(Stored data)
════

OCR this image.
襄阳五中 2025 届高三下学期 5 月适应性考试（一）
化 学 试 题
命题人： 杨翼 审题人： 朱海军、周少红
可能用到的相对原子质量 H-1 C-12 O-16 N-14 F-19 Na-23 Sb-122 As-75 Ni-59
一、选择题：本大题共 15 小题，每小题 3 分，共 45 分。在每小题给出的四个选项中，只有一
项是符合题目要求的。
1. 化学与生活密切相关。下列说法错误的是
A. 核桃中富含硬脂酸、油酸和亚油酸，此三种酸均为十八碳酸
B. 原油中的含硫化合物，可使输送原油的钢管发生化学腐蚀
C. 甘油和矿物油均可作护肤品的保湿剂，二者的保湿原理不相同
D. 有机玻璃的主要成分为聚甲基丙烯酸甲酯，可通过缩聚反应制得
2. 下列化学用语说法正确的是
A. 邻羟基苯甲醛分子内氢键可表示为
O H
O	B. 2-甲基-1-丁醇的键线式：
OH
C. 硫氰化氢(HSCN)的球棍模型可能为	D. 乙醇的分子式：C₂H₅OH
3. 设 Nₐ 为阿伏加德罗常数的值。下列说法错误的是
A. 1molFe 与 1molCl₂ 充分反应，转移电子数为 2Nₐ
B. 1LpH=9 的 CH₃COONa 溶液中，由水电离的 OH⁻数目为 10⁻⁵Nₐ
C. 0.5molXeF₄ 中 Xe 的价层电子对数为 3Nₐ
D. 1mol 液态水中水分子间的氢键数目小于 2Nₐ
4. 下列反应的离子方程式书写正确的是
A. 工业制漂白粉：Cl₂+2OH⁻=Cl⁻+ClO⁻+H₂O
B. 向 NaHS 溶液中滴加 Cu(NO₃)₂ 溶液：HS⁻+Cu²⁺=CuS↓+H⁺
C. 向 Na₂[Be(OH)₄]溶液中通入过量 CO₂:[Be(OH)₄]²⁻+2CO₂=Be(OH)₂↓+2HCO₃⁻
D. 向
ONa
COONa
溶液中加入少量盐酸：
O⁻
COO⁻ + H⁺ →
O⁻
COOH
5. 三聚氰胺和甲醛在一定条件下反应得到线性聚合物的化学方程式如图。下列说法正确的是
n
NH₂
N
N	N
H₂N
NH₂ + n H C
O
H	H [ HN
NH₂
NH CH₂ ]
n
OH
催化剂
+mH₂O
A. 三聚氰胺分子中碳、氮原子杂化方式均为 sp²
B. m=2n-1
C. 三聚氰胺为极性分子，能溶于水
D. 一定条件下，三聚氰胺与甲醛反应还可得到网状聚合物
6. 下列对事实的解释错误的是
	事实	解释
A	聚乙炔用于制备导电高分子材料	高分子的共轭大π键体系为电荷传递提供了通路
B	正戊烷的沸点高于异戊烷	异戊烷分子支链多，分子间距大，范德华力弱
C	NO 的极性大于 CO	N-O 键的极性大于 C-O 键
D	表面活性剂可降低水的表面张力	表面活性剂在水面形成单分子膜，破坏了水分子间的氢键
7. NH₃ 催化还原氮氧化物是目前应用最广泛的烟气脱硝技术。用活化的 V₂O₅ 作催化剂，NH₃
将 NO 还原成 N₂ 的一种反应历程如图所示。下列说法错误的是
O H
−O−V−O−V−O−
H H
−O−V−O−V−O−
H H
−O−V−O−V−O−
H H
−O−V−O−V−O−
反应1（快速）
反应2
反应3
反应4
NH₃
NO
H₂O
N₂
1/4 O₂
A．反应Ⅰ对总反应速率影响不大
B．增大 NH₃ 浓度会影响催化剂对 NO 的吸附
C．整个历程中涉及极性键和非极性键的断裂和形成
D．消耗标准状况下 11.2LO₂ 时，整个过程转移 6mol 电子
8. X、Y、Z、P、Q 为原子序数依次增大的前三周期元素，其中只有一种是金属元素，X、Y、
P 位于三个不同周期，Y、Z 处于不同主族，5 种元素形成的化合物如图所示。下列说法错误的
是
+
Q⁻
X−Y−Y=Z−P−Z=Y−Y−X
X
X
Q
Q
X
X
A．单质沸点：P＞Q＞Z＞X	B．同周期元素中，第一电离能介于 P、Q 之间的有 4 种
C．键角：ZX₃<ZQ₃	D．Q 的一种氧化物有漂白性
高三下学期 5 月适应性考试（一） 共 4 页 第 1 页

════

Task statement =
Repeat the records above in full, character for character.

Written response =
OCR this image.
襄阳五中 2025 届高三下学期 5 月适应性考试（一）
化 学 试 题
命题人： 杨翼 审题人： 朱海军、周少红
可能用到的相对原子质量 H-1 C-12 O-16 N-14 F-19 Na-23 Sb-122 As-75 Ni-59
一、选择题：本大题共 15 小题，每小题 3 分，共 45 分。在每小题给出的四个选项中，只有一
项是符合题目要求的。
1. 化学与生活密切相关。下列说法错误的是
A. 核桃中富含硬脂酸、油酸和亚油酸，此三种酸均为十八碳酸
B. 原油中的含硫化合物，可使输送原油的钢管发生化学腐蚀
C. 甘油和矿物油均可作护肤品的保湿剂，二者的保湿原理不相同
D. 有机玻璃的主要成分为聚甲基丙烯酸甲酯，可通过缩聚反应制得
2. 下列化学用语说法正确的是
A. 邻羟基苯甲醛分子内氢键可表示为
O H
O	B. 2-甲基-1-丁醇的键线式：
OH
C. 硫氰化氢(HSCN)的球棍模型可能为	D. 乙醇的分子式：C₂H₅OH
3. 设 Nₐ 为阿伏加德罗常数的值。下列说法错误的是
A. 1molFe 与 1molCl₂ 充分反应，转移电子数为 2Nₐ
B. 1LpH=9 的 CH₃COONa 溶液中，由水电离的 OH⁻数目为 10⁻⁵Nₐ
C. 0.5molXeF₄ 中 Xe 的价层电子对数为 3Nₐ
D. 1mol 液态水中水分子间的氢键数目小于 2Nₐ
4. 下列反应的离子方程式书写正确的是
A. 工业制漂白粉：Cl₂+2OH⁻=Cl⁻+ClO⁻+H₂O
B. 向 NaHS 溶液中滴加 Cu(NO₃)₂ 溶液：HS⁻+Cu²⁺=CuS↓+H⁺
C. 向 Na₂[Be(OH)₄]溶液中通入过量 CO₂:[Be(OH)₄]²⁻+2CO₂=Be(OH)₂↓+2HCO₃⁻
D. 向
ONa
COONa
溶液中加入少量盐酸：
O⁻
COO⁻ + H⁺ →
O⁻
COOH
5. 三聚氰胺和甲醛在一定条件下反应得到线性聚合物的化学方程式如图。下列说法正确的是
n
NH₂
N
N	N
H₂N
NH₂ + n H C
O
H	H [ HN
NH₂
NH CH₂ ]
n
OH
催化剂
+mH₂O
A. 三聚氰胺分子中碳、氮原子杂化方式均为 sp²
B. m=2n-1
C. 三聚氰胺为极性分子，能溶于水
D. 一定条件下，三聚氰胺与甲醛反应还可得到网状聚合物
6. 下列对事实的解释错误的是
	事实	解释
A	聚乙炔用于制备导电高分子材料	高分子的共轭大π键体系为电荷传递提供了通路
B	正戊烷的沸点高于异戊烷	异戊烷分子支链多，分子间距大，范德华力弱
C	NO 的极性大于 CO	N-O 键的极性大于 C-O 键
D	表面活性剂可降低水的表面张力	表面活性剂在水面形成单分子膜，破坏了水分子间的氢键
7. NH₃ 催化还原氮氧化物是目前应用最广泛的烟气脱硝技术。用活化的 V₂O₅ 作催化剂，NH₃
将 NO 还原成 N₂ 的一种反应历程如图所示。下列说法错误的是
O H
−O−V−O−V−O−
H H
−O−V−O−V−O−
H H
−O−V−O−V−O−
H H
−O−V−O−V−O−
反应1（快速）
反应2
反应3
反应4
NH₃
NO
H₂O
N₂
1/4 O₂
A．反应Ⅰ对总反应速率影响不大
B．增大 NH₃ 浓度会影响催化剂对 NO 的吸附
C．整个历程中涉及极性键和非极性键的断裂和形成
D．消耗标准状况下 11.2LO₂ 时，整个过程转移 6mol 电子
8. X、Y、Z、P、Q 为原子序数依次增大的前三周期元素，其中只有一种是金属元素，X、Y、
P 位于三个不同周期，Y、Z 处于不同主族，5 种元素形成的化合物如图所示。下列说法错误的
是
+
Q⁻
X−Y−Y=Z−P−Z=Y−Y−X
X
X
Q
Q
X
X
A．单质沸点：P＞Q＞Z＞X	B．同周期元素中，第一电离能介于 P、Q 之间的有 4 种
C．键角：ZX₃<ZQ₃	D．Q 的一种氧化物有漂白性
高三下学期 5 月适应性考试（一） 共 4 页 第 1 页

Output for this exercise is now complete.